> _Problem description_:
Collect the lines of the entries where "Iters" shows up.

> _Given information_:

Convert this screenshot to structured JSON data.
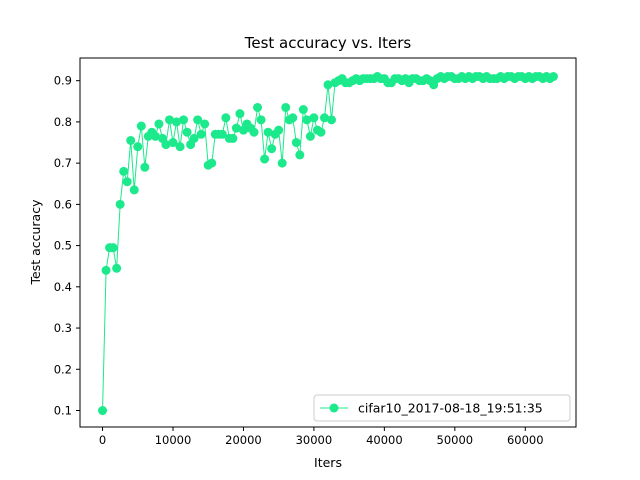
{
  "chart_data": {
    "type": "line",
    "title": "Test accuracy  vs. Iters",
    "xlabel": "Iters",
    "ylabel": "Test accuracy",
    "xlim": [
      -3200,
      67200
    ],
    "ylim": [
      0.06,
      0.955
    ],
    "xticks": [
      0,
      10000,
      20000,
      30000,
      40000,
      50000,
      60000
    ],
    "xtick_labels": [
      "0",
      "10000",
      "20000",
      "30000",
      "40000",
      "50000",
      "60000"
    ],
    "yticks": [
      0.1,
      0.2,
      0.3,
      0.4,
      0.5,
      0.6,
      0.7,
      0.8,
      0.9
    ],
    "ytick_labels": [
      "0.1",
      "0.2",
      "0.3",
      "0.4",
      "0.5",
      "0.6",
      "0.7",
      "0.8",
      "0.9"
    ],
    "grid": false,
    "legend_position": "lower-right",
    "series": [
      {
        "name": "cifar10_2017-08-18_19:51:35",
        "color": "#1ce98b",
        "marker": "circle",
        "x": [
          0,
          500,
          1000,
          1500,
          2000,
          2500,
          3000,
          3500,
          4000,
          4500,
          5000,
          5500,
          6000,
          6500,
          7000,
          7500,
          8000,
          8500,
          9000,
          9500,
          10000,
          10500,
          11000,
          11500,
          12000,
          12500,
          13000,
          13500,
          14000,
          14500,
          15000,
          15500,
          16000,
          16500,
          17000,
          17500,
          18000,
          18500,
          19000,
          19500,
          20000,
          20500,
          21000,
          21500,
          22000,
          22500,
          23000,
          23500,
          24000,
          24500,
          25000,
          25500,
          26000,
          26500,
          27000,
          27500,
          28000,
          28500,
          29000,
          29500,
          30000,
          30500,
          31000,
          31500,
          32000,
          32500,
          33000,
          33500,
          34000,
          34500,
          35000,
          35500,
          36000,
          36500,
          37000,
          37500,
          38000,
          38500,
          39000,
          39500,
          40000,
          40500,
          41000,
          41500,
          42000,
          42500,
          43000,
          43500,
          44000,
          44500,
          45000,
          45500,
          46000,
          46500,
          47000,
          47500,
          48000,
          48500,
          49000,
          49500,
          50000,
          50500,
          51000,
          51500,
          52000,
          52500,
          53000,
          53500,
          54000,
          54500,
          55000,
          55500,
          56000,
          56500,
          57000,
          57500,
          58000,
          58500,
          59000,
          59500,
          60000,
          60500,
          61000,
          61500,
          62000,
          62500,
          63000,
          63500,
          64000
        ],
        "y": [
          0.1,
          0.44,
          0.495,
          0.495,
          0.445,
          0.6,
          0.68,
          0.655,
          0.755,
          0.635,
          0.74,
          0.79,
          0.69,
          0.765,
          0.775,
          0.765,
          0.795,
          0.76,
          0.745,
          0.805,
          0.75,
          0.8,
          0.74,
          0.805,
          0.775,
          0.745,
          0.76,
          0.805,
          0.77,
          0.795,
          0.695,
          0.7,
          0.77,
          0.77,
          0.77,
          0.81,
          0.76,
          0.76,
          0.785,
          0.82,
          0.78,
          0.795,
          0.785,
          0.775,
          0.835,
          0.805,
          0.71,
          0.775,
          0.735,
          0.77,
          0.78,
          0.7,
          0.835,
          0.805,
          0.81,
          0.75,
          0.72,
          0.83,
          0.805,
          0.765,
          0.81,
          0.78,
          0.775,
          0.81,
          0.89,
          0.805,
          0.895,
          0.9,
          0.905,
          0.895,
          0.895,
          0.9,
          0.905,
          0.9,
          0.905,
          0.905,
          0.905,
          0.905,
          0.91,
          0.905,
          0.905,
          0.895,
          0.895,
          0.905,
          0.905,
          0.9,
          0.905,
          0.895,
          0.905,
          0.905,
          0.9,
          0.9,
          0.905,
          0.9,
          0.89,
          0.905,
          0.91,
          0.905,
          0.91,
          0.91,
          0.905,
          0.905,
          0.91,
          0.905,
          0.91,
          0.905,
          0.91,
          0.91,
          0.905,
          0.91,
          0.905,
          0.905,
          0.905,
          0.91,
          0.905,
          0.91,
          0.91,
          0.905,
          0.91,
          0.91,
          0.905,
          0.91,
          0.905,
          0.91,
          0.91,
          0.905,
          0.91,
          0.905,
          0.91
        ]
      }
    ]
  }
}
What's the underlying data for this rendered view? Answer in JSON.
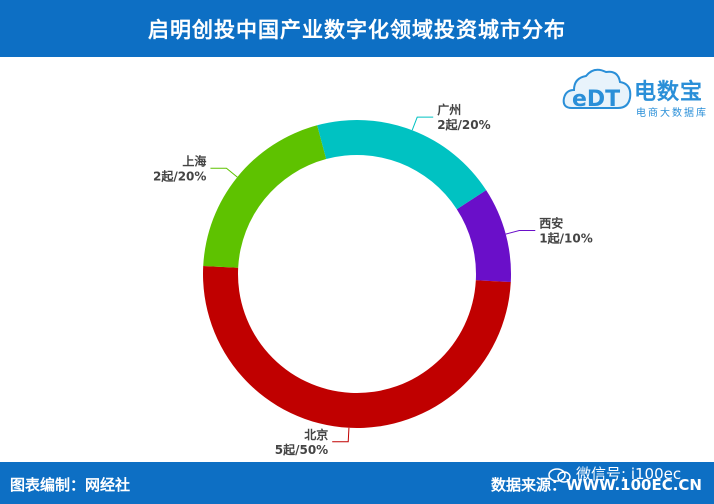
{
  "header": {
    "title": "启明创投中国产业数字化领域投资城市分布"
  },
  "logo": {
    "brand": "电数宝",
    "sub": "电商大数据库",
    "mark": "eDT"
  },
  "footer": {
    "credit": "图表编制：网经社",
    "source": "数据来源：WWW.100EC.CN",
    "wechat": "微信号: i100ec"
  },
  "chart_data": {
    "type": "pie",
    "donut": true,
    "title": "启明创投中国产业数字化领域投资城市分布",
    "slices": [
      {
        "name": "西安",
        "value": 1,
        "label": "1起/10%",
        "color": "#6a0fc9"
      },
      {
        "name": "北京",
        "value": 5,
        "label": "5起/50%",
        "color": "#c00000"
      },
      {
        "name": "上海",
        "value": 2,
        "label": "2起/20%",
        "color": "#5ec200"
      },
      {
        "name": "广州",
        "value": 2,
        "label": "2起/20%",
        "color": "#00c2c2"
      }
    ]
  }
}
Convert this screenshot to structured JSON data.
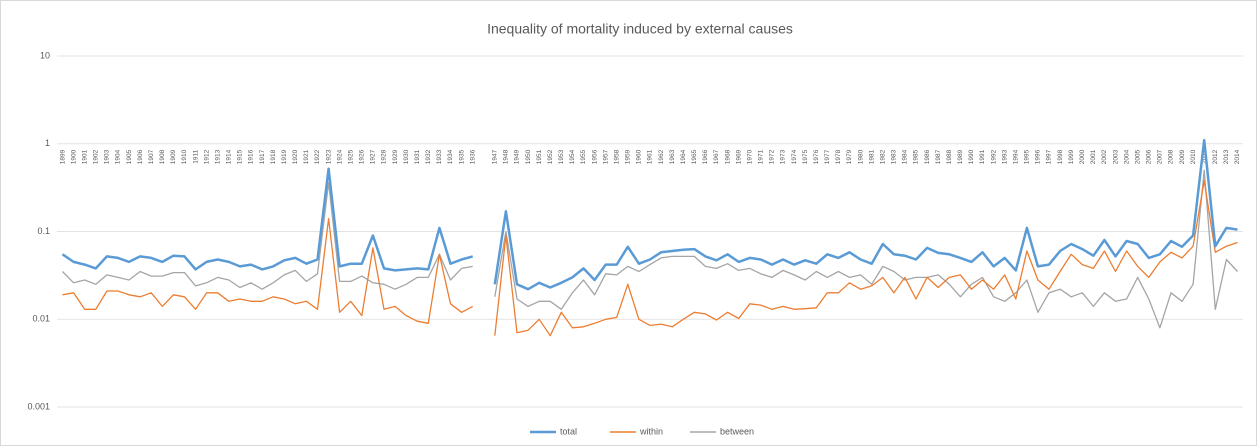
{
  "chart_data": {
    "type": "line",
    "title": "Inequality of mortality induced by external causes",
    "categories": [
      "1899",
      "1900",
      "1901",
      "1902",
      "1903",
      "1904",
      "1905",
      "1906",
      "1907",
      "1908",
      "1909",
      "1910",
      "1911",
      "1912",
      "1913",
      "1914",
      "1915",
      "1916",
      "1917",
      "1918",
      "1919",
      "1920",
      "1921",
      "1922",
      "1923",
      "1924",
      "1925",
      "1926",
      "1927",
      "1928",
      "1929",
      "1930",
      "1931",
      "1932",
      "1933",
      "1934",
      "1935",
      "1936",
      null,
      "1947",
      "1948",
      "1949",
      "1950",
      "1951",
      "1952",
      "1953",
      "1954",
      "1955",
      "1956",
      "1957",
      "1958",
      "1959",
      "1960",
      "1961",
      "1962",
      "1963",
      "1964",
      "1965",
      "1966",
      "1967",
      "1968",
      "1969",
      "1970",
      "1971",
      "1972",
      "1973",
      "1974",
      "1975",
      "1976",
      "1977",
      "1978",
      "1979",
      "1980",
      "1981",
      "1982",
      "1983",
      "1984",
      "1985",
      "1986",
      "1987",
      "1988",
      "1989",
      "1990",
      "1991",
      "1992",
      "1993",
      "1994",
      "1995",
      "1996",
      "1997",
      "1998",
      "1999",
      "2000",
      "2001",
      "2002",
      "2003",
      "2004",
      "2005",
      "2006",
      "2007",
      "2008",
      "2009",
      "2010",
      "2011",
      "2012",
      "2013",
      "2014"
    ],
    "series": [
      {
        "name": "total",
        "color": "#5b9bd5",
        "values": [
          0.055,
          0.045,
          0.042,
          0.038,
          0.052,
          0.05,
          0.045,
          0.052,
          0.05,
          0.045,
          0.053,
          0.052,
          0.037,
          0.045,
          0.048,
          0.045,
          0.04,
          0.042,
          0.037,
          0.04,
          0.047,
          0.05,
          0.043,
          0.048,
          0.52,
          0.04,
          0.043,
          0.043,
          0.09,
          0.038,
          0.036,
          0.037,
          0.038,
          0.037,
          0.11,
          0.043,
          0.048,
          0.052,
          null,
          0.025,
          0.17,
          0.025,
          0.022,
          0.026,
          0.023,
          0.026,
          0.03,
          0.038,
          0.028,
          0.042,
          0.042,
          0.067,
          0.043,
          0.048,
          0.058,
          0.06,
          0.062,
          0.063,
          0.052,
          0.047,
          0.055,
          0.045,
          0.05,
          0.048,
          0.042,
          0.048,
          0.042,
          0.047,
          0.043,
          0.055,
          0.05,
          0.058,
          0.048,
          0.043,
          0.072,
          0.055,
          0.053,
          0.048,
          0.065,
          0.057,
          0.055,
          0.05,
          0.045,
          0.058,
          0.04,
          0.05,
          0.036,
          0.11,
          0.04,
          0.042,
          0.06,
          0.072,
          0.063,
          0.053,
          0.08,
          0.052,
          0.078,
          0.072,
          0.05,
          0.055,
          0.078,
          0.067,
          0.09,
          1.1,
          0.068,
          0.11,
          0.105
        ]
      },
      {
        "name": "within",
        "color": "#ed7d31",
        "values": [
          0.019,
          0.02,
          0.013,
          0.013,
          0.021,
          0.021,
          0.019,
          0.018,
          0.02,
          0.014,
          0.019,
          0.018,
          0.013,
          0.02,
          0.02,
          0.016,
          0.017,
          0.016,
          0.016,
          0.018,
          0.017,
          0.015,
          0.016,
          0.013,
          0.14,
          0.012,
          0.016,
          0.011,
          0.065,
          0.013,
          0.014,
          0.011,
          0.0095,
          0.009,
          0.055,
          0.015,
          0.012,
          0.014,
          null,
          0.0065,
          0.09,
          0.007,
          0.0075,
          0.01,
          0.0065,
          0.012,
          0.008,
          0.0082,
          0.009,
          0.01,
          0.0105,
          0.025,
          0.01,
          0.0085,
          0.0088,
          0.0082,
          0.01,
          0.012,
          0.0115,
          0.0098,
          0.012,
          0.0102,
          0.015,
          0.0145,
          0.013,
          0.014,
          0.013,
          0.0132,
          0.0135,
          0.02,
          0.02,
          0.026,
          0.022,
          0.024,
          0.03,
          0.02,
          0.03,
          0.017,
          0.03,
          0.023,
          0.03,
          0.032,
          0.022,
          0.028,
          0.022,
          0.032,
          0.017,
          0.06,
          0.028,
          0.022,
          0.035,
          0.055,
          0.042,
          0.038,
          0.06,
          0.035,
          0.06,
          0.04,
          0.03,
          0.045,
          0.058,
          0.05,
          0.068,
          0.38,
          0.058,
          0.068,
          0.075
        ]
      },
      {
        "name": "between",
        "color": "#a5a5a5",
        "values": [
          0.035,
          0.026,
          0.028,
          0.025,
          0.032,
          0.03,
          0.028,
          0.035,
          0.031,
          0.031,
          0.034,
          0.034,
          0.024,
          0.026,
          0.03,
          0.028,
          0.023,
          0.026,
          0.022,
          0.026,
          0.032,
          0.036,
          0.027,
          0.033,
          0.36,
          0.027,
          0.027,
          0.031,
          0.026,
          0.025,
          0.022,
          0.025,
          0.03,
          0.03,
          0.055,
          0.028,
          0.038,
          0.04,
          null,
          0.018,
          0.1,
          0.017,
          0.014,
          0.016,
          0.016,
          0.013,
          0.02,
          0.028,
          0.019,
          0.033,
          0.032,
          0.04,
          0.035,
          0.042,
          0.05,
          0.052,
          0.052,
          0.052,
          0.04,
          0.038,
          0.043,
          0.036,
          0.038,
          0.033,
          0.03,
          0.036,
          0.032,
          0.028,
          0.035,
          0.03,
          0.035,
          0.03,
          0.032,
          0.025,
          0.04,
          0.035,
          0.028,
          0.03,
          0.03,
          0.032,
          0.025,
          0.018,
          0.025,
          0.03,
          0.018,
          0.016,
          0.02,
          0.028,
          0.012,
          0.02,
          0.022,
          0.018,
          0.02,
          0.014,
          0.02,
          0.016,
          0.017,
          0.03,
          0.017,
          0.008,
          0.02,
          0.016,
          0.025,
          0.5,
          0.013,
          0.048,
          0.035
        ]
      }
    ],
    "ylim": [
      0.001,
      10
    ],
    "yticks": [
      0.001,
      0.01,
      0.1,
      1,
      10
    ],
    "log_y": true,
    "grid": true,
    "legend": "bottom"
  }
}
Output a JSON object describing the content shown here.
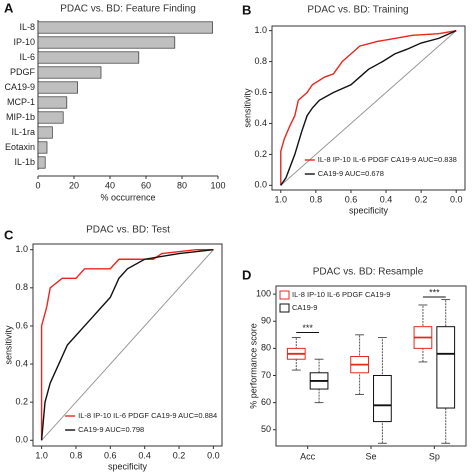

> _Reply to the exercise_:
    "title": "Test accuracy  vs. Iters",
    "xlabel": "Iters",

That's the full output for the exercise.